-- BEGIN The data --

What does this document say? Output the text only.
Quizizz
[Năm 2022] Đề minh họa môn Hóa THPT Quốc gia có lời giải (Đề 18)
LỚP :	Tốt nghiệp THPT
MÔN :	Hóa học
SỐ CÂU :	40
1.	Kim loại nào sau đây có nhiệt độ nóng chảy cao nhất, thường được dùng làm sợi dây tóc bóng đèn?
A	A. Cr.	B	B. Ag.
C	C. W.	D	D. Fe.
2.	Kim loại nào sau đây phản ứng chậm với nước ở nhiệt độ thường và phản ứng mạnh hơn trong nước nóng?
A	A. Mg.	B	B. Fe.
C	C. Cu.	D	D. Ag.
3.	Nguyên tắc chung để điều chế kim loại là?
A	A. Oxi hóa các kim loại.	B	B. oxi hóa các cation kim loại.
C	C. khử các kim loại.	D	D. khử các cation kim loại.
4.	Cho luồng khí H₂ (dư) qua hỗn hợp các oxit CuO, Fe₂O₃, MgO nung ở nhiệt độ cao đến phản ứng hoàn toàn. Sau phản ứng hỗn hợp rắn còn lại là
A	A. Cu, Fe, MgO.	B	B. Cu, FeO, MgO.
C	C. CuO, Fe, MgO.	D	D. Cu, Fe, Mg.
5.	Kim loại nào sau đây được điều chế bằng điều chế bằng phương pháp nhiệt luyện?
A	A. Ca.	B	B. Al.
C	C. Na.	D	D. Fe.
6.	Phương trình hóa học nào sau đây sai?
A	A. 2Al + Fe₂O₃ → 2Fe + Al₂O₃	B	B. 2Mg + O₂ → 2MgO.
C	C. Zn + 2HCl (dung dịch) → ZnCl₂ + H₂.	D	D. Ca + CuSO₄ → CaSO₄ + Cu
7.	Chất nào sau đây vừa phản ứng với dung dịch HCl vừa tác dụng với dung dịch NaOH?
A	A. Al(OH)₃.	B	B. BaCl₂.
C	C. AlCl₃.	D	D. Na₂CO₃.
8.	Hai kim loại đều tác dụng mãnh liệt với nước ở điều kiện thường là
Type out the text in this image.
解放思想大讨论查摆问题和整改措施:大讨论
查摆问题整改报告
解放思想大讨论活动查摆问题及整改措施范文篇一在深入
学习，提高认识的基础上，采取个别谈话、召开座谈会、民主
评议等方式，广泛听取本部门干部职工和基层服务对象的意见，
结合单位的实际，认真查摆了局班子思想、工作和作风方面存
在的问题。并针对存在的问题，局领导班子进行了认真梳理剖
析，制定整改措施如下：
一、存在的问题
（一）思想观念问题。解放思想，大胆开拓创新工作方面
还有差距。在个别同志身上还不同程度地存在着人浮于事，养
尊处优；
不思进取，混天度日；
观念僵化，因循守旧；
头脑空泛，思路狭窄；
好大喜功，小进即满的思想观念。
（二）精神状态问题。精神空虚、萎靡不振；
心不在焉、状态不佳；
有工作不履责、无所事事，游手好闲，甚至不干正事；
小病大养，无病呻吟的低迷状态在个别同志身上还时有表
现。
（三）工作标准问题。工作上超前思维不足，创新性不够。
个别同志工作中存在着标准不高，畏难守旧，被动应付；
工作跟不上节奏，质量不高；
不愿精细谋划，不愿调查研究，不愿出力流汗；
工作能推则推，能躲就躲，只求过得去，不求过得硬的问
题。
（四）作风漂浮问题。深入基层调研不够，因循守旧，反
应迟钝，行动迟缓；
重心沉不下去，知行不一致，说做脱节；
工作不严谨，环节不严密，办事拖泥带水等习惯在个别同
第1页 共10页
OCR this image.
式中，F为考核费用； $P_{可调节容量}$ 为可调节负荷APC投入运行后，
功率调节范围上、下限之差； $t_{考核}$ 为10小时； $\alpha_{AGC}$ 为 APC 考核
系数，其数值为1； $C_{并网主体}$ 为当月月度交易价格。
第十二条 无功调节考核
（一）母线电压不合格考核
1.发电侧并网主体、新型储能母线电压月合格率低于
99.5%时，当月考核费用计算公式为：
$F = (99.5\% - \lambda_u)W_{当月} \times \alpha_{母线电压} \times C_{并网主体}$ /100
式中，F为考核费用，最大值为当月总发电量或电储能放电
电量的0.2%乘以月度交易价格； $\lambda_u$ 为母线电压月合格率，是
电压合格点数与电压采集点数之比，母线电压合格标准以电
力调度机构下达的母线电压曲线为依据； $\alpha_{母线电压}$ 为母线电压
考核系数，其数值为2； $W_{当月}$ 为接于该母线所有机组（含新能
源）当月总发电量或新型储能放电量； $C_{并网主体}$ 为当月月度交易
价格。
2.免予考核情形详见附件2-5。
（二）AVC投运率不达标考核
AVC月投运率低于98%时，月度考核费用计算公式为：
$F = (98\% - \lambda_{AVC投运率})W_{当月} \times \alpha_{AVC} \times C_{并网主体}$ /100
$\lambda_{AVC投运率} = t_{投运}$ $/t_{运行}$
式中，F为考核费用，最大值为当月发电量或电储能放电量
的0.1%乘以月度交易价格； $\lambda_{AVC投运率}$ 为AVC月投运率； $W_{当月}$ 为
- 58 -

-- END The data --

> [Description of the task] Please quote every record above exactly as it appears.

> [Solution to this task]
What does this document say? Output the text only.
Quizizz
[Năm 2022] Đề minh họa môn Hóa THPT Quốc gia có lời giải (Đề 18)
LỚP :	Tốt nghiệp THPT
MÔN :	Hóa học
SỐ CÂU :	40
1.	Kim loại nào sau đây có nhiệt độ nóng chảy cao nhất, thường được dùng làm sợi dây tóc bóng đèn?
A	A. Cr.	B	B. Ag.
C	C. W.	D	D. Fe.
2.	Kim loại nào sau đây phản ứng chậm với nước ở nhiệt độ thường và phản ứng mạnh hơn trong nước nóng?
A	A. Mg.	B	B. Fe.
C	C. Cu.	D	D. Ag.
3.	Nguyên tắc chung để điều chế kim loại là?
A	A. Oxi hóa các kim loại.	B	B. oxi hóa các cation kim loại.
C	C. khử các kim loại.	D	D. khử các cation kim loại.
4.	Cho luồng khí H₂ (dư) qua hỗn hợp các oxit CuO, Fe₂O₃, MgO nung ở nhiệt độ cao đến phản ứng hoàn toàn. Sau phản ứng hỗn hợp rắn còn lại là
A	A. Cu, Fe, MgO.	B	B. Cu, FeO, MgO.
C	C. CuO, Fe, MgO.	D	D. Cu, Fe, Mg.
5.	Kim loại nào sau đây được điều chế bằng điều chế bằng phương pháp nhiệt luyện?
A	A. Ca.	B	B. Al.
C	C. Na.	D	D. Fe.
6.	Phương trình hóa học nào sau đây sai?
A	A. 2Al + Fe₂O₃ → 2Fe + Al₂O₃	B	B. 2Mg + O₂ → 2MgO.
C	C. Zn + 2HCl (dung dịch) → ZnCl₂ + H₂.	D	D. Ca + CuSO₄ → CaSO₄ + Cu
7.	Chất nào sau đây vừa phản ứng với dung dịch HCl vừa tác dụng với dung dịch NaOH?
A	A. Al(OH)₃.	B	B. BaCl₂.
C	C. AlCl₃.	D	D. Na₂CO₃.
8.	Hai kim loại đều tác dụng mãnh liệt với nước ở điều kiện thường là
Type out the text in this image.
解放思想大讨论查摆问题和整改措施:大讨论
查摆问题整改报告
解放思想大讨论活动查摆问题及整改措施范文篇一在深入
学习，提高认识的基础上，采取个别谈话、召开座谈会、民主
评议等方式，广泛听取本部门干部职工和基层服务对象的意见，
结合单位的实际，认真查摆了局班子思想、工作和作风方面存
在的问题。并针对存在的问题，局领导班子进行了认真梳理剖
析，制定整改措施如下：
一、存在的问题
（一）思想观念问题。解放思想，大胆开拓创新工作方面
还有差距。在个别同志身上还不同程度地存在着人浮于事，养
尊处优；
不思进取，混天度日；
观念僵化，因循守旧；
头脑空泛，思路狭窄；
好大喜功，小进即满的思想观念。
（二）精神状态问题。精神空虚、萎靡不振；
心不在焉、状态不佳；
有工作不履责、无所事事，游手好闲，甚至不干正事；
小病大养，无病呻吟的低迷状态在个别同志身上还时有表
现。
（三）工作标准问题。工作上超前思维不足，创新性不够。
个别同志工作中存在着标准不高，畏难守旧，被动应付；
工作跟不上节奏，质量不高；
不愿精细谋划，不愿调查研究，不愿出力流汗；
工作能推则推，能躲就躲，只求过得去，不求过得硬的问
题。
（四）作风漂浮问题。深入基层调研不够，因循守旧，反
应迟钝，行动迟缓；
重心沉不下去，知行不一致，说做脱节；
工作不严谨，环节不严密，办事拖泥带水等习惯在个别同
第1页 共10页
OCR this image.
式中，F为考核费用； $P_{可调节容量}$ 为可调节负荷APC投入运行后，
功率调节范围上、下限之差； $t_{考核}$ 为10小时； $\alpha_{AGC}$ 为 APC 考核
系数，其数值为1； $C_{并网主体}$ 为当月月度交易价格。
第十二条 无功调节考核
（一）母线电压不合格考核
1.发电侧并网主体、新型储能母线电压月合格率低于
99.5%时，当月考核费用计算公式为：
$F = (99.5\% - \lambda_u)W_{当月} \times \alpha_{母线电压} \times C_{并网主体}$ /100
式中，F为考核费用，最大值为当月总发电量或电储能放电
电量的0.2%乘以月度交易价格； $\lambda_u$ 为母线电压月合格率，是
电压合格点数与电压采集点数之比，母线电压合格标准以电
力调度机构下达的母线电压曲线为依据； $\alpha_{母线电压}$ 为母线电压
考核系数，其数值为2； $W_{当月}$ 为接于该母线所有机组（含新能
源）当月总发电量或新型储能放电量； $C_{并网主体}$ 为当月月度交易
价格。
2.免予考核情形详见附件2-5。
（二）AVC投运率不达标考核
AVC月投运率低于98%时，月度考核费用计算公式为：
$F = (98\% - \lambda_{AVC投运率})W_{当月} \times \alpha_{AVC} \times C_{并网主体}$ /100
$\lambda_{AVC投运率} = t_{投运}$ $/t_{运行}$
式中，F为考核费用，最大值为当月发电量或电储能放电量
的0.1%乘以月度交易价格； $\lambda_{AVC投运率}$ 为AVC月投运率； $W_{当月}$ 为
- 58 -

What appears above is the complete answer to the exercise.